### TASK DIRECTIONS
Every line below is to be copied exactly, with the pictures left out.

----

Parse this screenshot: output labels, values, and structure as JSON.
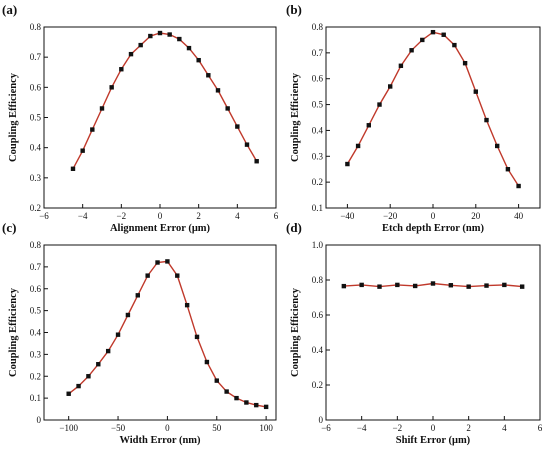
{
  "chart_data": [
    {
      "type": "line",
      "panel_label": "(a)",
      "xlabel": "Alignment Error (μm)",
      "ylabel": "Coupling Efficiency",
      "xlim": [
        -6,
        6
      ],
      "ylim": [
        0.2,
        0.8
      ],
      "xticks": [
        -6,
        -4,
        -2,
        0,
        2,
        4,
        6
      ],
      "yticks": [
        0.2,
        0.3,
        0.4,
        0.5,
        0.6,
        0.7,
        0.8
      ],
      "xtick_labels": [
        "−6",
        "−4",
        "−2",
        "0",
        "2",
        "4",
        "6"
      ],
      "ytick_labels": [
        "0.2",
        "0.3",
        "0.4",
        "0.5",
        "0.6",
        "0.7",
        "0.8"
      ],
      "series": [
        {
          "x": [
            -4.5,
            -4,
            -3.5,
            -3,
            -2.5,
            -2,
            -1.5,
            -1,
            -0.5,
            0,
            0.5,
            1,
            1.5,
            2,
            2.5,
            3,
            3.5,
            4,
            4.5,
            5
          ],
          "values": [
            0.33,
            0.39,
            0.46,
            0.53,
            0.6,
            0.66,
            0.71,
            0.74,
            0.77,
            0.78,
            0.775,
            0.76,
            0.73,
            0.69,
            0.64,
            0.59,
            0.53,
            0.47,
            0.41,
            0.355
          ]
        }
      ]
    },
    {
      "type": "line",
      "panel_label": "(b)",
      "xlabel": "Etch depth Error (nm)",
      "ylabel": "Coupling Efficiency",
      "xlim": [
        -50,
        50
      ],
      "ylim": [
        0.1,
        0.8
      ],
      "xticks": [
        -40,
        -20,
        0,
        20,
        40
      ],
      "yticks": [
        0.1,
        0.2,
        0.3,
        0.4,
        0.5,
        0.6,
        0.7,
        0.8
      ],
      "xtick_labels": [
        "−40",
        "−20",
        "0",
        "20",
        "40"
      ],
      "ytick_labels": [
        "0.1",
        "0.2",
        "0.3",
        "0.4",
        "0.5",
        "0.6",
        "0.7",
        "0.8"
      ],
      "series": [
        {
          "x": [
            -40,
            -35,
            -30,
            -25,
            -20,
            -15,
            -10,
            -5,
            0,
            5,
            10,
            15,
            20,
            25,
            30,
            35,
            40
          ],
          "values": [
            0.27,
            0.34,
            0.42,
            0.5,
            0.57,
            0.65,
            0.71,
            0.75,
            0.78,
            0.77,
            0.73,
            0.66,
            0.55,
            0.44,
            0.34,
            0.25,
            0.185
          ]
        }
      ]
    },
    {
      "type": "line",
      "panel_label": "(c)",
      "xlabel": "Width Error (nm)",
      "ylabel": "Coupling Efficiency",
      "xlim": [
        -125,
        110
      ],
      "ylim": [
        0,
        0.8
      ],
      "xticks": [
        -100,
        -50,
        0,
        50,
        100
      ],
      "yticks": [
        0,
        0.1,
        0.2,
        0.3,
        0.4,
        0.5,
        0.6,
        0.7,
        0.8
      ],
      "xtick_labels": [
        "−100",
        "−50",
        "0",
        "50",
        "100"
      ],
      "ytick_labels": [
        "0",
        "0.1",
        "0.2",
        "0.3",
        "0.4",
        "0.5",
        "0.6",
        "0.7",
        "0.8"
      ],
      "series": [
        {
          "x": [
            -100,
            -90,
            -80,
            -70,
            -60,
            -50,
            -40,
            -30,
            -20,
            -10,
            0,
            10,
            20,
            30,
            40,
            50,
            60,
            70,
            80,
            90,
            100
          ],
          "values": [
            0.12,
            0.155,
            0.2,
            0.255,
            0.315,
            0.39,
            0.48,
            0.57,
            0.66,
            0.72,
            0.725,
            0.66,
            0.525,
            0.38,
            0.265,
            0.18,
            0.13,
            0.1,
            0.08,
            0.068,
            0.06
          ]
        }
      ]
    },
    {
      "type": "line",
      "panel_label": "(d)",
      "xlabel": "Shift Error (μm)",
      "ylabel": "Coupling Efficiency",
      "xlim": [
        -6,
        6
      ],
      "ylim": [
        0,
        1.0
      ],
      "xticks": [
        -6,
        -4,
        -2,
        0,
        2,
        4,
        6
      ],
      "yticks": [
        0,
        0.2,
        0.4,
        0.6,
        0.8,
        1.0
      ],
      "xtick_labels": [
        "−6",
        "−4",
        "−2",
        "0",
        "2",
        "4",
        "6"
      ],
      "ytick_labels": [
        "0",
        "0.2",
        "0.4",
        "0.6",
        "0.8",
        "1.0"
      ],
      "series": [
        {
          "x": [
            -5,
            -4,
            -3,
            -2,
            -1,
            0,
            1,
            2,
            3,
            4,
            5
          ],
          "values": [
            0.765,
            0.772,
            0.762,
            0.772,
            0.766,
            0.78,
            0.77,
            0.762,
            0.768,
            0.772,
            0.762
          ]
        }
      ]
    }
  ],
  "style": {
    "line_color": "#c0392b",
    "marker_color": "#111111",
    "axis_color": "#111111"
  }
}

----

### SOLUTION FOR THIS TASK
Parse this screenshot: output labels, values, and structure as JSON.
{
  "chart_data": [
    {
      "type": "line",
      "panel_label": "(a)",
      "xlabel": "Alignment Error (μm)",
      "ylabel": "Coupling Efficiency",
      "xlim": [
        -6,
        6
      ],
      "ylim": [
        0.2,
        0.8
      ],
      "xticks": [
        -6,
        -4,
        -2,
        0,
        2,
        4,
        6
      ],
      "yticks": [
        0.2,
        0.3,
        0.4,
        0.5,
        0.6,
        0.7,
        0.8
      ],
      "xtick_labels": [
        "−6",
        "−4",
        "−2",
        "0",
        "2",
        "4",
        "6"
      ],
      "ytick_labels": [
        "0.2",
        "0.3",
        "0.4",
        "0.5",
        "0.6",
        "0.7",
        "0.8"
      ],
      "series": [
        {
          "x": [
            -4.5,
            -4,
            -3.5,
            -3,
            -2.5,
            -2,
            -1.5,
            -1,
            -0.5,
            0,
            0.5,
            1,
            1.5,
            2,
            2.5,
            3,
            3.5,
            4,
            4.5,
            5
          ],
          "values": [
            0.33,
            0.39,
            0.46,
            0.53,
            0.6,
            0.66,
            0.71,
            0.74,
            0.77,
            0.78,
            0.775,
            0.76,
            0.73,
            0.69,
            0.64,
            0.59,
            0.53,
            0.47,
            0.41,
            0.355
          ]
        }
      ]
    },
    {
      "type": "line",
      "panel_label": "(b)",
      "xlabel": "Etch depth Error (nm)",
      "ylabel": "Coupling Efficiency",
      "xlim": [
        -50,
        50
      ],
      "ylim": [
        0.1,
        0.8
      ],
      "xticks": [
        -40,
        -20,
        0,
        20,
        40
      ],
      "yticks": [
        0.1,
        0.2,
        0.3,
        0.4,
        0.5,
        0.6,
        0.7,
        0.8
      ],
      "xtick_labels": [
        "−40",
        "−20",
        "0",
        "20",
        "40"
      ],
      "ytick_labels": [
        "0.1",
        "0.2",
        "0.3",
        "0.4",
        "0.5",
        "0.6",
        "0.7",
        "0.8"
      ],
      "series": [
        {
          "x": [
            -40,
            -35,
            -30,
            -25,
            -20,
            -15,
            -10,
            -5,
            0,
            5,
            10,
            15,
            20,
            25,
            30,
            35,
            40
          ],
          "values": [
            0.27,
            0.34,
            0.42,
            0.5,
            0.57,
            0.65,
            0.71,
            0.75,
            0.78,
            0.77,
            0.73,
            0.66,
            0.55,
            0.44,
            0.34,
            0.25,
            0.185
          ]
        }
      ]
    },
    {
      "type": "line",
      "panel_label": "(c)",
      "xlabel": "Width Error (nm)",
      "ylabel": "Coupling Efficiency",
      "xlim": [
        -125,
        110
      ],
      "ylim": [
        0,
        0.8
      ],
      "xticks": [
        -100,
        -50,
        0,
        50,
        100
      ],
      "yticks": [
        0,
        0.1,
        0.2,
        0.3,
        0.4,
        0.5,
        0.6,
        0.7,
        0.8
      ],
      "xtick_labels": [
        "−100",
        "−50",
        "0",
        "50",
        "100"
      ],
      "ytick_labels": [
        "0",
        "0.1",
        "0.2",
        "0.3",
        "0.4",
        "0.5",
        "0.6",
        "0.7",
        "0.8"
      ],
      "series": [
        {
          "x": [
            -100,
            -90,
            -80,
            -70,
            -60,
            -50,
            -40,
            -30,
            -20,
            -10,
            0,
            10,
            20,
            30,
            40,
            50,
            60,
            70,
            80,
            90,
            100
          ],
          "values": [
            0.12,
            0.155,
            0.2,
            0.255,
            0.315,
            0.39,
            0.48,
            0.57,
            0.66,
            0.72,
            0.725,
            0.66,
            0.525,
            0.38,
            0.265,
            0.18,
            0.13,
            0.1,
            0.08,
            0.068,
            0.06
          ]
        }
      ]
    },
    {
      "type": "line",
      "panel_label": "(d)",
      "xlabel": "Shift Error (μm)",
      "ylabel": "Coupling Efficiency",
      "xlim": [
        -6,
        6
      ],
      "ylim": [
        0,
        1.0
      ],
      "xticks": [
        -6,
        -4,
        -2,
        0,
        2,
        4,
        6
      ],
      "yticks": [
        0,
        0.2,
        0.4,
        0.6,
        0.8,
        1.0
      ],
      "xtick_labels": [
        "−6",
        "−4",
        "−2",
        "0",
        "2",
        "4",
        "6"
      ],
      "ytick_labels": [
        "0",
        "0.2",
        "0.4",
        "0.6",
        "0.8",
        "1.0"
      ],
      "series": [
        {
          "x": [
            -5,
            -4,
            -3,
            -2,
            -1,
            0,
            1,
            2,
            3,
            4,
            5
          ],
          "values": [
            0.765,
            0.772,
            0.762,
            0.772,
            0.766,
            0.78,
            0.77,
            0.762,
            0.768,
            0.772,
            0.762
          ]
        }
      ]
    }
  ],
  "style": {
    "line_color": "#c0392b",
    "marker_color": "#111111",
    "axis_color": "#111111"
  }
}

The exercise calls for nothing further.